State how many lines of the records contain the string "THAT". Give the number alone.

● **Stored records**
________________________________________
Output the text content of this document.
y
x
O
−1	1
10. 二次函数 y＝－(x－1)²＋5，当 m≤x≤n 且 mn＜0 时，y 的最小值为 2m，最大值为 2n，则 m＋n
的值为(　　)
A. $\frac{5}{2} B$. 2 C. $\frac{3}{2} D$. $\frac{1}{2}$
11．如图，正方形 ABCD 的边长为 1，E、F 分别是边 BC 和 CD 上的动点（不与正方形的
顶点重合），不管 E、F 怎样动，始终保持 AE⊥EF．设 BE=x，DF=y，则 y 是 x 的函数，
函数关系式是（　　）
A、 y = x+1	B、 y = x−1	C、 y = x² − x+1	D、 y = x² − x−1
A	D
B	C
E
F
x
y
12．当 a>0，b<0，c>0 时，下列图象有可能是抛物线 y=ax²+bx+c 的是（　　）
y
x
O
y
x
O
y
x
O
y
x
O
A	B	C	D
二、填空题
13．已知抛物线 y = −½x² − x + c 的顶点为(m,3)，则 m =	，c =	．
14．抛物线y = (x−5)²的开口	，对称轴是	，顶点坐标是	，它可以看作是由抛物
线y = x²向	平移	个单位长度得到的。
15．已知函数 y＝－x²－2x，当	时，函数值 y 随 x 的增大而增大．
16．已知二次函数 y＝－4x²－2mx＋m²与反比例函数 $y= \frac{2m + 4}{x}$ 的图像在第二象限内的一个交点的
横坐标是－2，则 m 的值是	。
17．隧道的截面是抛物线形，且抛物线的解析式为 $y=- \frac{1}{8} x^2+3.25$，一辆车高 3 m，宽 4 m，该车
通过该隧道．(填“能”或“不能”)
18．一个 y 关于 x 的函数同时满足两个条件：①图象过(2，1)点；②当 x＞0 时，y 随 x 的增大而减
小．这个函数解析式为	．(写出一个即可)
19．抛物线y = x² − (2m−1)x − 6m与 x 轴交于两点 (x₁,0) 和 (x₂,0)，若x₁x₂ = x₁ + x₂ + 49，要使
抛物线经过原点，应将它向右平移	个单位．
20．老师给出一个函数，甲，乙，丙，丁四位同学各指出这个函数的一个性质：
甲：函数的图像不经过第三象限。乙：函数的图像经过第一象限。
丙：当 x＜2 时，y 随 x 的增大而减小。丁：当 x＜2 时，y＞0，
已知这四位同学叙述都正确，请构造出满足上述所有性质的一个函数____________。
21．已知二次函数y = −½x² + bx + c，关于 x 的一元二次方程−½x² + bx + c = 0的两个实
________________________________________
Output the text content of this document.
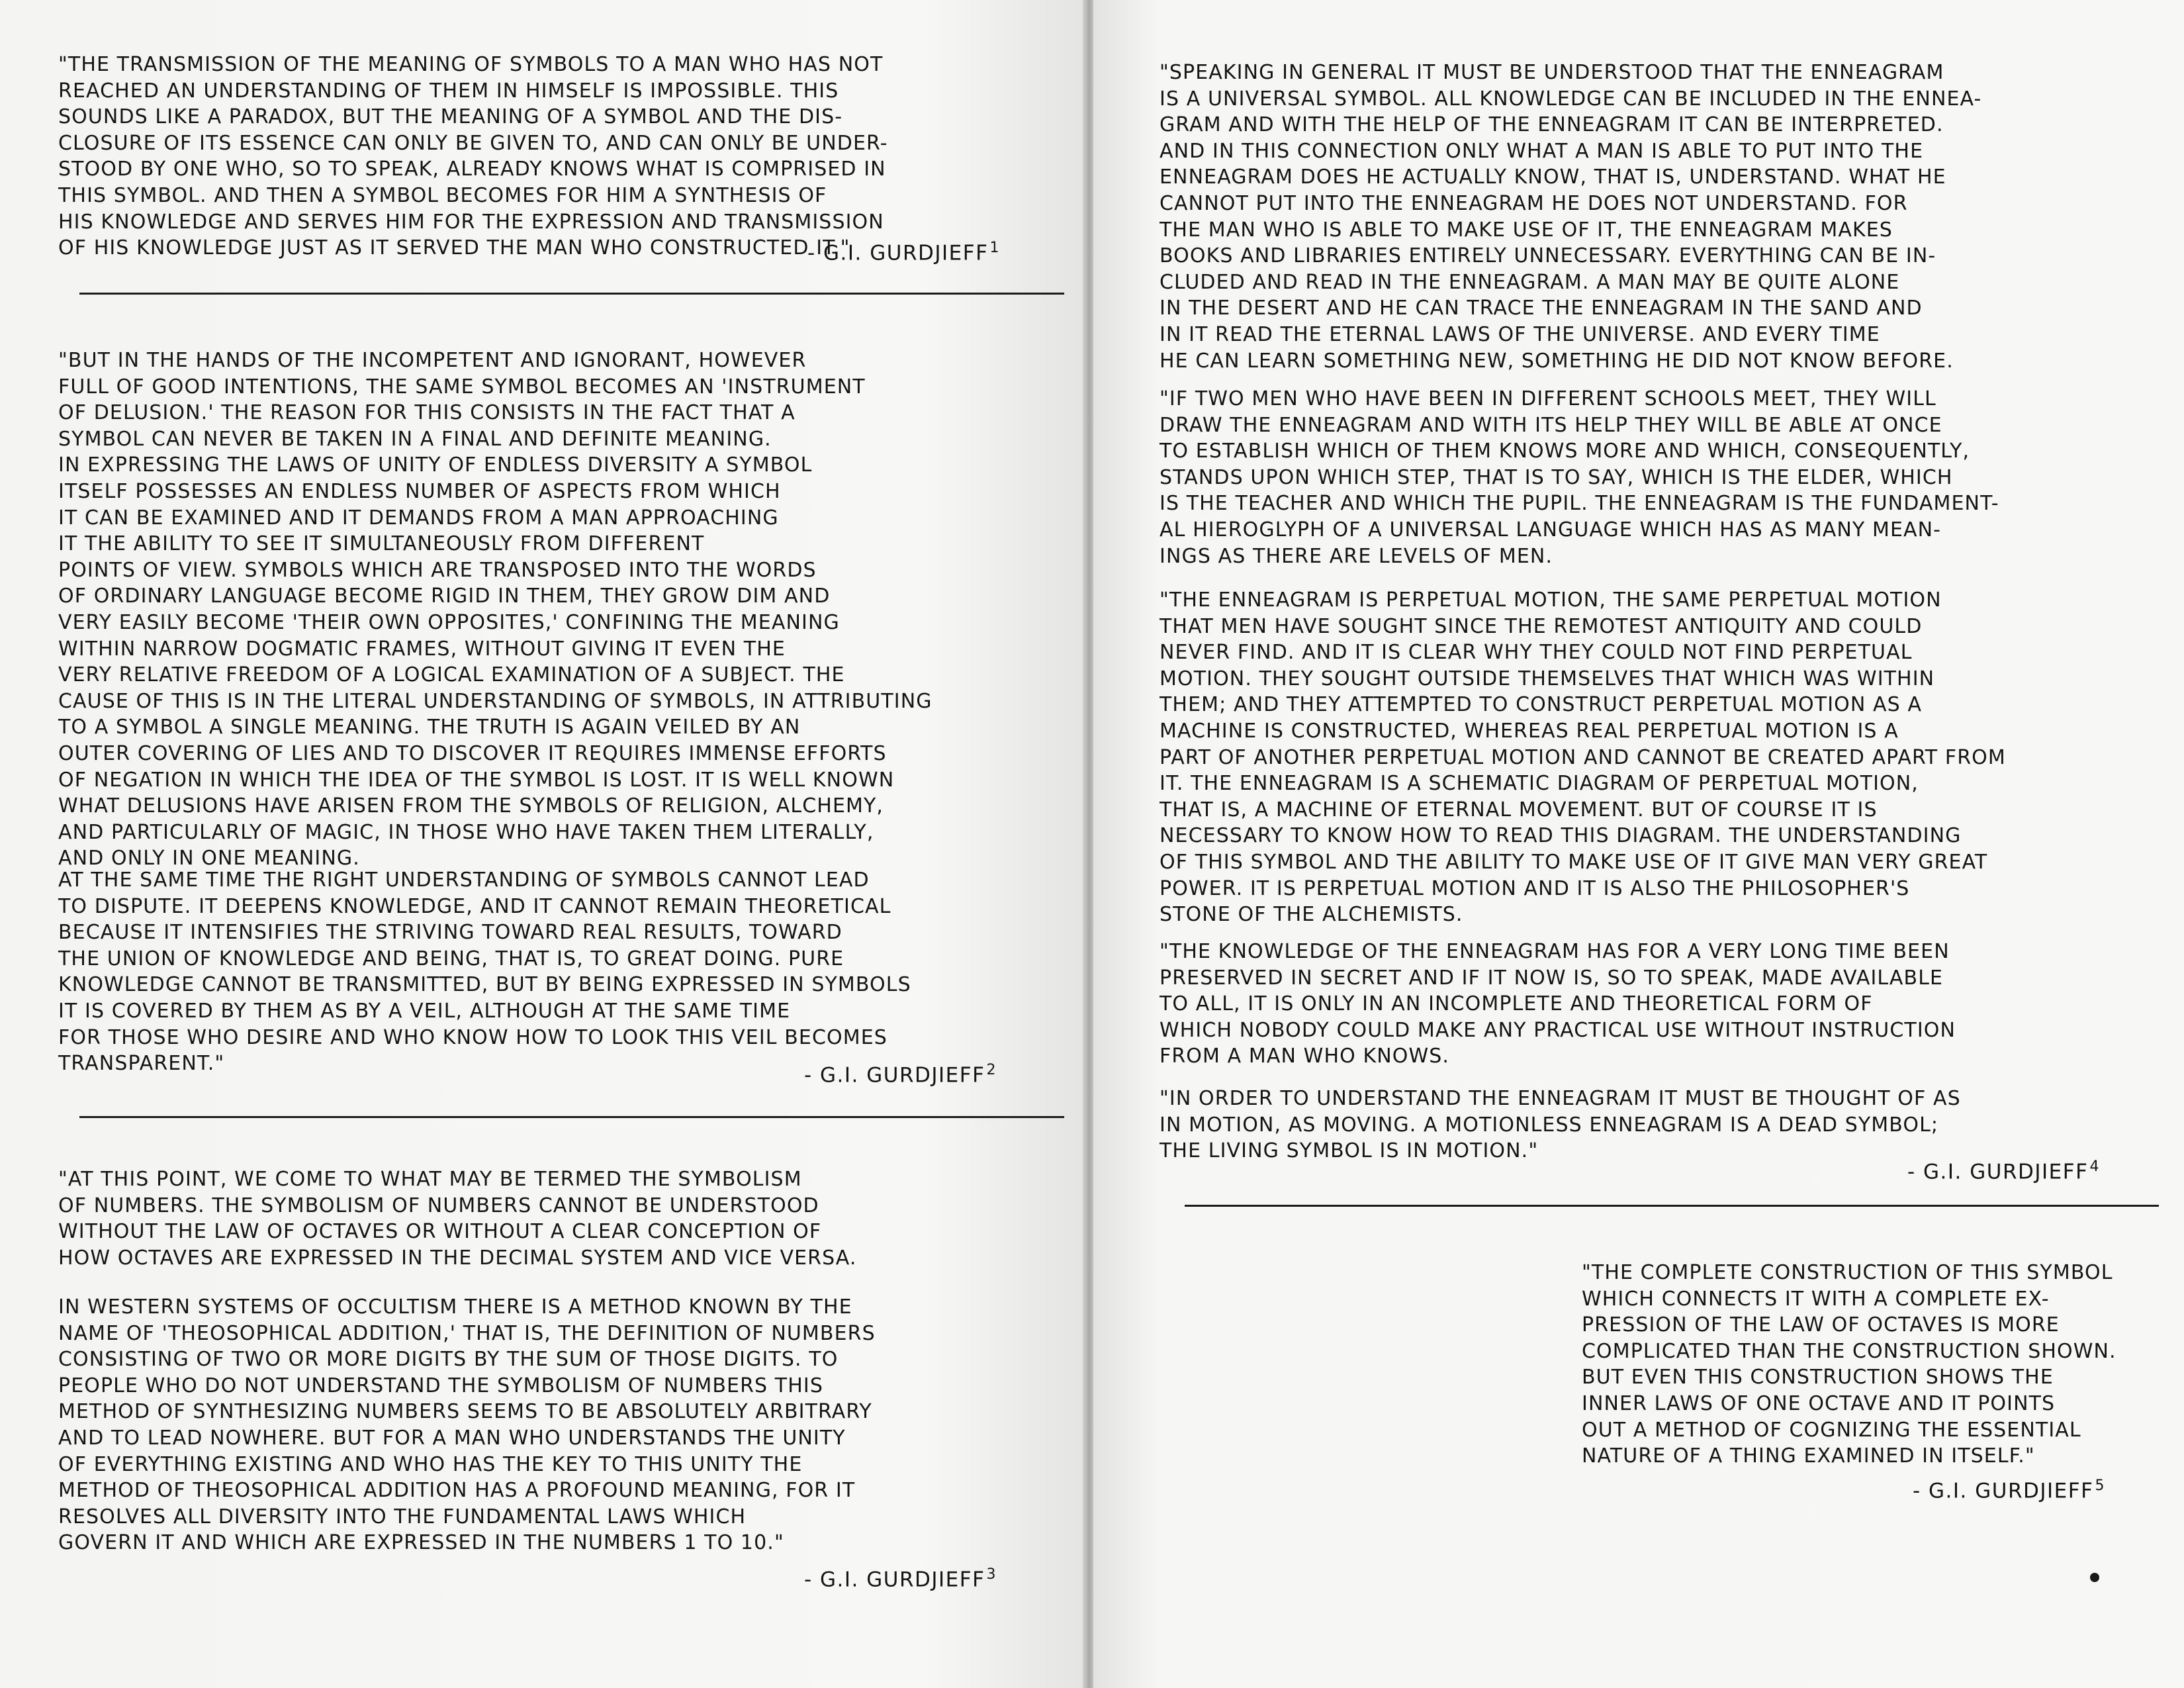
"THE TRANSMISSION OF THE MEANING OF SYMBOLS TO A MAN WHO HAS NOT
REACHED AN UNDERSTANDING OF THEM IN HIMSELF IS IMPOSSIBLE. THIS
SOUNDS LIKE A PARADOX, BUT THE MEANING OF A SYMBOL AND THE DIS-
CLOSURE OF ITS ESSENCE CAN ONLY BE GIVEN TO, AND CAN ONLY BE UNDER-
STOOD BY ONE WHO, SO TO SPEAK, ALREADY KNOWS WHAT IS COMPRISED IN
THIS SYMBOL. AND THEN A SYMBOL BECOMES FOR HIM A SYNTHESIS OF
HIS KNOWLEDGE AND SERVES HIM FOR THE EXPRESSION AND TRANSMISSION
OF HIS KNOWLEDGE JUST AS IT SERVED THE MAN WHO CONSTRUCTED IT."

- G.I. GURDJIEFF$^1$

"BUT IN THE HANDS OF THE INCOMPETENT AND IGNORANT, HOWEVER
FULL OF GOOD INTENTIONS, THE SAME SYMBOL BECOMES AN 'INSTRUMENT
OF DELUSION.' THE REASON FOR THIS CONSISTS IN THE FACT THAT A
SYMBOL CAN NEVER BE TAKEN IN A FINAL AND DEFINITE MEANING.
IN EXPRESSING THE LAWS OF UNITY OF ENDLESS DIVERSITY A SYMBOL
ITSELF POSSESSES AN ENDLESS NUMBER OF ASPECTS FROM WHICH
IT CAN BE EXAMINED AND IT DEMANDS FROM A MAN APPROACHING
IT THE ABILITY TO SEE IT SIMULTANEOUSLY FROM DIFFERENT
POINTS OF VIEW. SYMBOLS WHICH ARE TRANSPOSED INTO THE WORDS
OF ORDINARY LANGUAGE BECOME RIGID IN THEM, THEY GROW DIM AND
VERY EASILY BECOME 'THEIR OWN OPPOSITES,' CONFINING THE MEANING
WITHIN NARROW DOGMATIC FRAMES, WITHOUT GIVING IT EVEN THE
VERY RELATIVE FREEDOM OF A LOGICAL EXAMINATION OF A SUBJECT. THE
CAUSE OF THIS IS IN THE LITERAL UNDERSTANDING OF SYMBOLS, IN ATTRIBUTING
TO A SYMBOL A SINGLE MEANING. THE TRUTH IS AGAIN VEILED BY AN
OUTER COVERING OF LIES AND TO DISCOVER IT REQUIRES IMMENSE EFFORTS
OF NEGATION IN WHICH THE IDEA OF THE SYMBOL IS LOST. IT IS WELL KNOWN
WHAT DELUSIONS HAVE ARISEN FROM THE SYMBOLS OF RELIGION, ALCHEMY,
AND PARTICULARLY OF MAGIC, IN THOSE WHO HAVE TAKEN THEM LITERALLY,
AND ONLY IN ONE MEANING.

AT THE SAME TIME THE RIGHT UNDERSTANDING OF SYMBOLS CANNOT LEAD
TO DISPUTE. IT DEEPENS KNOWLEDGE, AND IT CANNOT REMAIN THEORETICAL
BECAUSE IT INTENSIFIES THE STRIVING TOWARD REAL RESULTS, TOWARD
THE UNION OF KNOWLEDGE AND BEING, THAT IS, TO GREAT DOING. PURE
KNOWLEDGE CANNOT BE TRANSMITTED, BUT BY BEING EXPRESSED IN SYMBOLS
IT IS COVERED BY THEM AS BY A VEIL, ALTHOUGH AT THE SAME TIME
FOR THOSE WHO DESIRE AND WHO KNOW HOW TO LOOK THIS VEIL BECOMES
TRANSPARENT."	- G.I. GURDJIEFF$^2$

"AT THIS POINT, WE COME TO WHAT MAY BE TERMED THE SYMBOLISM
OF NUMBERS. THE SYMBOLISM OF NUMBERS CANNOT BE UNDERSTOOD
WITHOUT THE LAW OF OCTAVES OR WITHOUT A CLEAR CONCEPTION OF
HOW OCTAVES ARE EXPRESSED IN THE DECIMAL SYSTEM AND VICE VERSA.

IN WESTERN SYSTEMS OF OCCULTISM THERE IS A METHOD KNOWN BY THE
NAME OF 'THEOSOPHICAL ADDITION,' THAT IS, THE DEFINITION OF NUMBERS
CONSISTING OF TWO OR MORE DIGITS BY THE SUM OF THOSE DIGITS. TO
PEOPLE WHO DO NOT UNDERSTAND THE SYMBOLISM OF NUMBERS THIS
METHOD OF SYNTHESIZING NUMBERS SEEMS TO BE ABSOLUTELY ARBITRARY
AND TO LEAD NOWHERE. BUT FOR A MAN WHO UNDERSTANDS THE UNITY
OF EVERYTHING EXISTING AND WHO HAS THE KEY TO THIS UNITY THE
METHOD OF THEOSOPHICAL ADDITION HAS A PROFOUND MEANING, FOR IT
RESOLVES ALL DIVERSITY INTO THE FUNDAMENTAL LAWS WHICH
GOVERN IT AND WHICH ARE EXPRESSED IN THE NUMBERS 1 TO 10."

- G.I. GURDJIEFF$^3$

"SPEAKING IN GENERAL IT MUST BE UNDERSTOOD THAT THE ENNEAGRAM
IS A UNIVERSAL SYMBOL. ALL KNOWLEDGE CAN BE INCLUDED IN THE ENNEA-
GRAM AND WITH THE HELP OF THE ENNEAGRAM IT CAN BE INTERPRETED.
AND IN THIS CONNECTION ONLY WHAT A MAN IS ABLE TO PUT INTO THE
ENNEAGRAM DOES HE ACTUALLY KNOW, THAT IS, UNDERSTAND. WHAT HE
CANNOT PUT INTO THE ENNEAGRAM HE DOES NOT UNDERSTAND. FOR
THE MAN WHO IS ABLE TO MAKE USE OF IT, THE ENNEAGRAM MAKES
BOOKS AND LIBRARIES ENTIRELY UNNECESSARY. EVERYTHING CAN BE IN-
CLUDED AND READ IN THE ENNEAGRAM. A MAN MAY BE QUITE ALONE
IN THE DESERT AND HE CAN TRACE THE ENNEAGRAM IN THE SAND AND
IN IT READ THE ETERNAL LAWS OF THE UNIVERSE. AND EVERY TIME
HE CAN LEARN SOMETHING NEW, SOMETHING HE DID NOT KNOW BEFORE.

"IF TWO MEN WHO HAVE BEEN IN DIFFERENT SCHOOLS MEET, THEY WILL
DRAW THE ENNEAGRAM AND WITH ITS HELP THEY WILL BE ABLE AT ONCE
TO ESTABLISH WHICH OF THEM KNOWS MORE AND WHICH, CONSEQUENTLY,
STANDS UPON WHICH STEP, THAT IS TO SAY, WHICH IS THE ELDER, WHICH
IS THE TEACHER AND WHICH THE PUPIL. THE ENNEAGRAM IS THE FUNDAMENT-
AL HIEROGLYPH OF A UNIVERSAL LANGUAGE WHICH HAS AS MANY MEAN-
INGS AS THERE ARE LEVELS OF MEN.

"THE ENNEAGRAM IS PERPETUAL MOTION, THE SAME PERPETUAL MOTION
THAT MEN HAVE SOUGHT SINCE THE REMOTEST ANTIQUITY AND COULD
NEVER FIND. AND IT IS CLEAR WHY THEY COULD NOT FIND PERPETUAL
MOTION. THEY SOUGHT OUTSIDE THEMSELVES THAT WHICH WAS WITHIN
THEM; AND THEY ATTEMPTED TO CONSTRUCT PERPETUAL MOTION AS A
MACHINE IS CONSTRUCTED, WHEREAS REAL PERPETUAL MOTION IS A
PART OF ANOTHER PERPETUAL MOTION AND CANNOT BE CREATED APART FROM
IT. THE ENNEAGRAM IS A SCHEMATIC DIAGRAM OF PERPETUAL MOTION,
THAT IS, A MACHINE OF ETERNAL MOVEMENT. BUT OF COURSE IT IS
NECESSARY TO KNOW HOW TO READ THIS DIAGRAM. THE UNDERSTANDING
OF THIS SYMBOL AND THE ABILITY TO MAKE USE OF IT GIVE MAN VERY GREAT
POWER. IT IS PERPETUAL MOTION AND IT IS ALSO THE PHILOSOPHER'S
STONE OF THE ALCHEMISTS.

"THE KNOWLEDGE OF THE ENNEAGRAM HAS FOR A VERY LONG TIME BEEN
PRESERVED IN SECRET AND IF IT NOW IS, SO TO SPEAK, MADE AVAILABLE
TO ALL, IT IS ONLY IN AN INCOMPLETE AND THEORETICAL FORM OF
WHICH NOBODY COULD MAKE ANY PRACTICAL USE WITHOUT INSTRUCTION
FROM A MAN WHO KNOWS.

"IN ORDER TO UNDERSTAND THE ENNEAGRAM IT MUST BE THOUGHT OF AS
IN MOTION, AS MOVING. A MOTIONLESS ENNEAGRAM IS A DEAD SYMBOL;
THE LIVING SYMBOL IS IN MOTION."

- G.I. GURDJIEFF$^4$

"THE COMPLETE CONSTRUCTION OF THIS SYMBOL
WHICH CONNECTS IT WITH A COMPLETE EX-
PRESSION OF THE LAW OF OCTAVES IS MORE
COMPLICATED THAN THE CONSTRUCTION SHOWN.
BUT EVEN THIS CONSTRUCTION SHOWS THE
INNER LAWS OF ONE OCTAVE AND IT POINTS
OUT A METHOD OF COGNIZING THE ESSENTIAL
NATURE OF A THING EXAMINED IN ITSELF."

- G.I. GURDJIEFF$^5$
________________________________________
● **FULL ANSWER**
9